[WHAT IS BEING ASKED]: In your copy, leave out the pictures and repeat the entries below exactly.

[DATASET EXCERPTS]:
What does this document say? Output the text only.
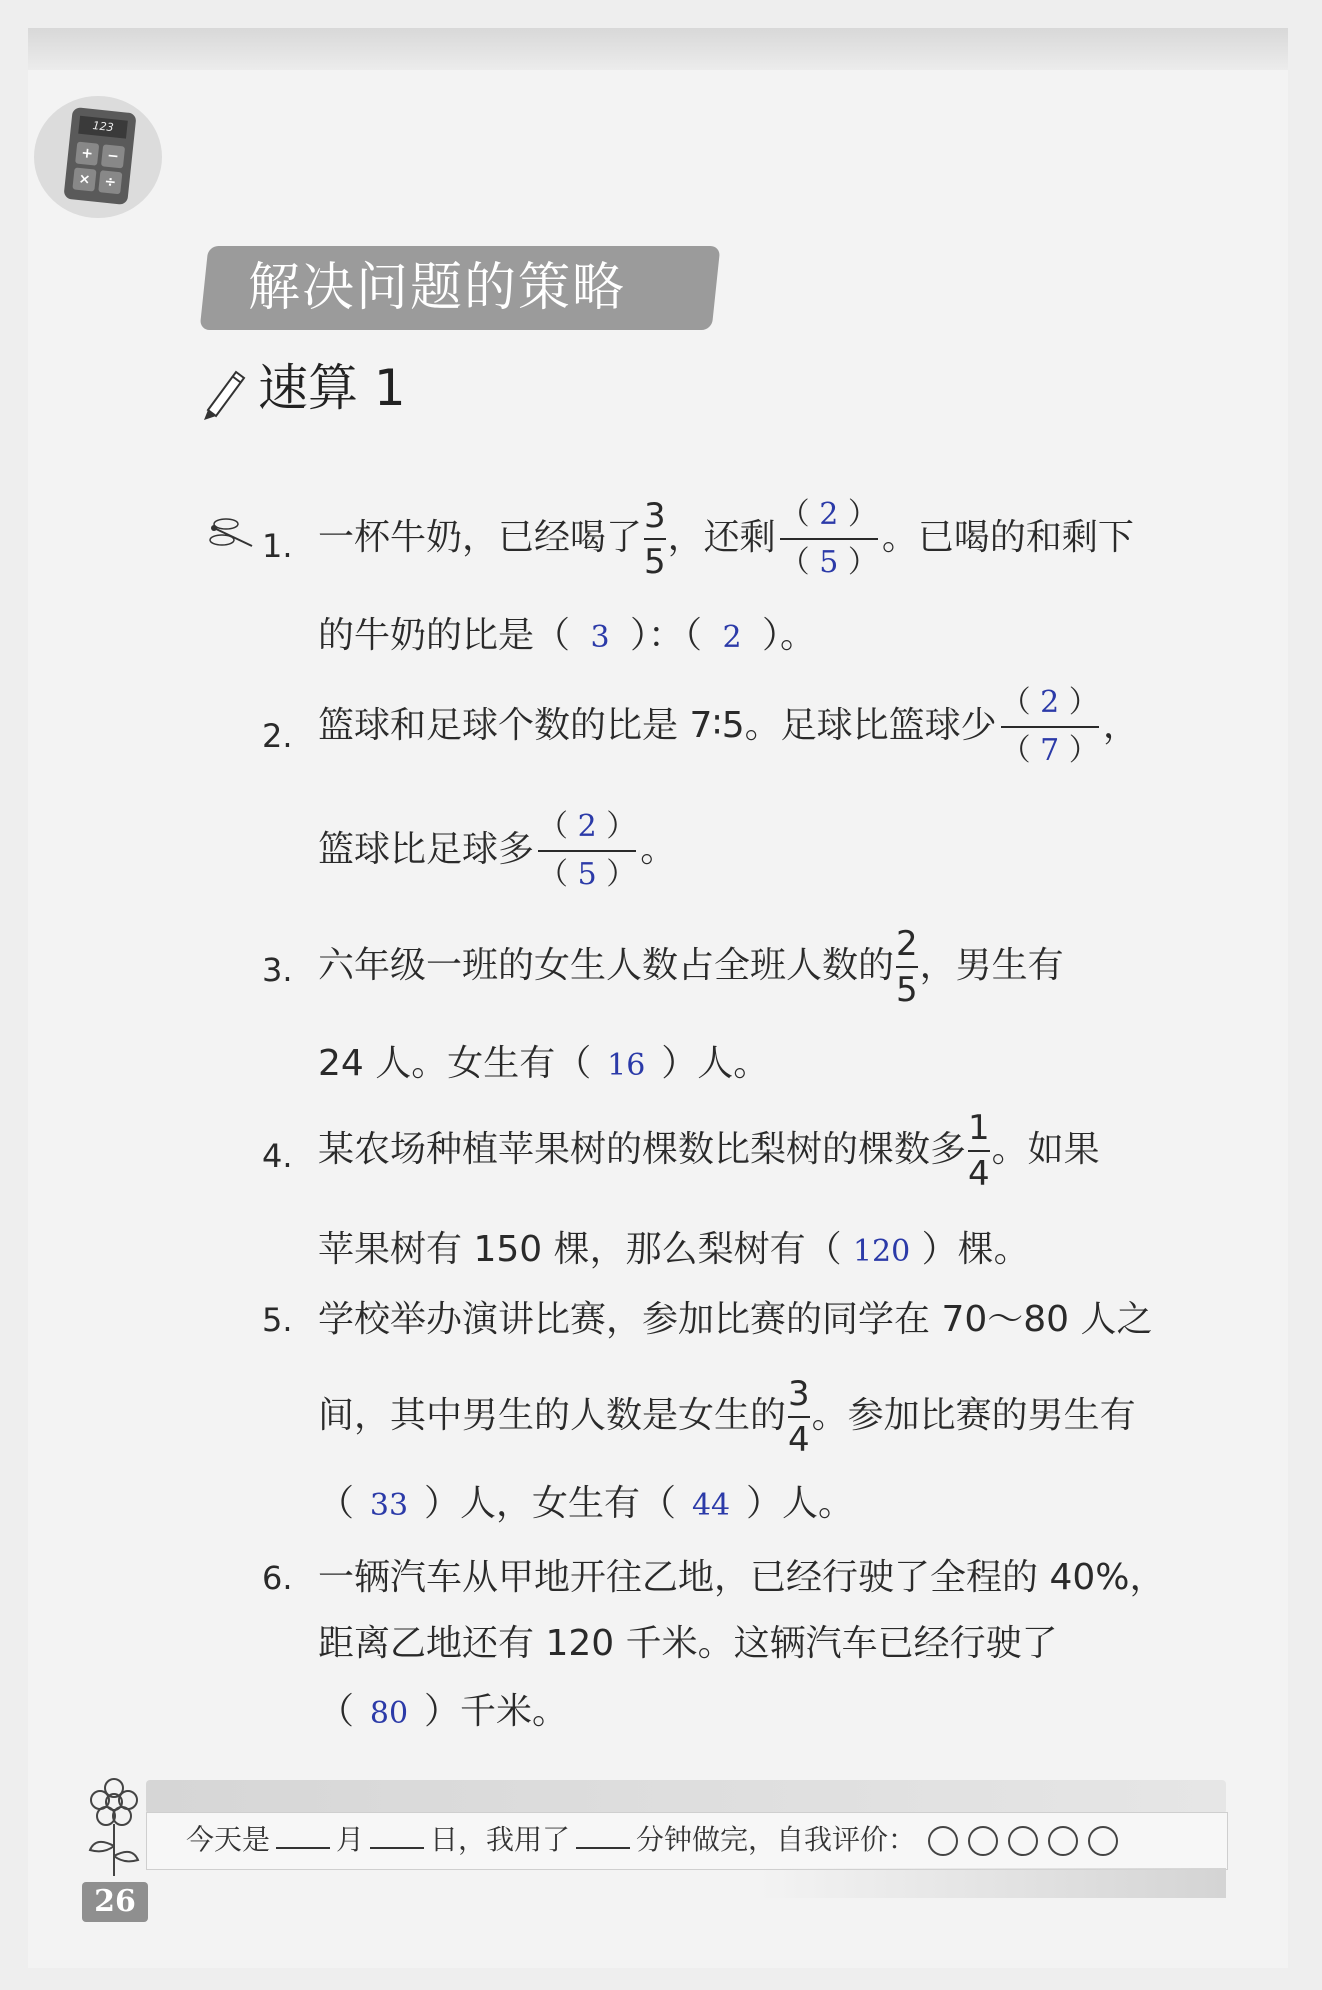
123
+ −
× ÷
解决问题的策略
速算 1
1. 一杯牛奶，已经喝了 $\frac{3}{5}$ ，还剩 $\frac{( 2 )}{( 5 )}$ 。已喝的和剩下
的牛奶的比是（ 3 ）：（ 2 ）。
2. 篮球和足球个数的比是 7∶5。足球比篮球少 $\frac{( 2 )}{( 7 )}$ ，
篮球比足球多 $\frac{( 2 )}{( 5 )}$ 。
3. 六年级一班的女生人数占全班人数的 $\frac{2}{5}$ ，男生有
24 人。女生有（ 16 ）人。
4. 某农场种植苹果树的棵数比梨树的棵数多 $\frac{1}{4}$ 。如果
苹果树有 150 棵，那么梨树有（ 120 ）棵。
5. 学校举办演讲比赛，参加比赛的同学在 70～80 人之
间，其中男生的人数是女生的 $\frac{3}{4}$ 。参加比赛的男生有
（ 33 ）人，女生有（ 44 ）人。
6. 一辆汽车从甲地开往乙地，已经行驶了全程的 40%，
距离乙地还有 120 千米。这辆汽车已经行驶了
（ 80 ）千米。
今天是 月 日，我用了 分钟做完，自我评价：
26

[WORKED ANSWER]:
What does this document say? Output the text only.
123
+ −
× ÷
解决问题的策略
速算 1
1. 一杯牛奶，已经喝了 $\frac{3}{5}$ ，还剩 $\frac{( 2 )}{( 5 )}$ 。已喝的和剩下
的牛奶的比是（ 3 ）：（ 2 ）。
2. 篮球和足球个数的比是 7∶5。足球比篮球少 $\frac{( 2 )}{( 7 )}$ ，
篮球比足球多 $\frac{( 2 )}{( 5 )}$ 。
3. 六年级一班的女生人数占全班人数的 $\frac{2}{5}$ ，男生有
24 人。女生有（ 16 ）人。
4. 某农场种植苹果树的棵数比梨树的棵数多 $\frac{1}{4}$ 。如果
苹果树有 150 棵，那么梨树有（ 120 ）棵。
5. 学校举办演讲比赛，参加比赛的同学在 70～80 人之
间，其中男生的人数是女生的 $\frac{3}{4}$ 。参加比赛的男生有
（ 33 ）人，女生有（ 44 ）人。
6. 一辆汽车从甲地开往乙地，已经行驶了全程的 40%，
距离乙地还有 120 千米。这辆汽车已经行驶了
（ 80 ）千米。
今天是 月 日，我用了 分钟做完，自我评价：
26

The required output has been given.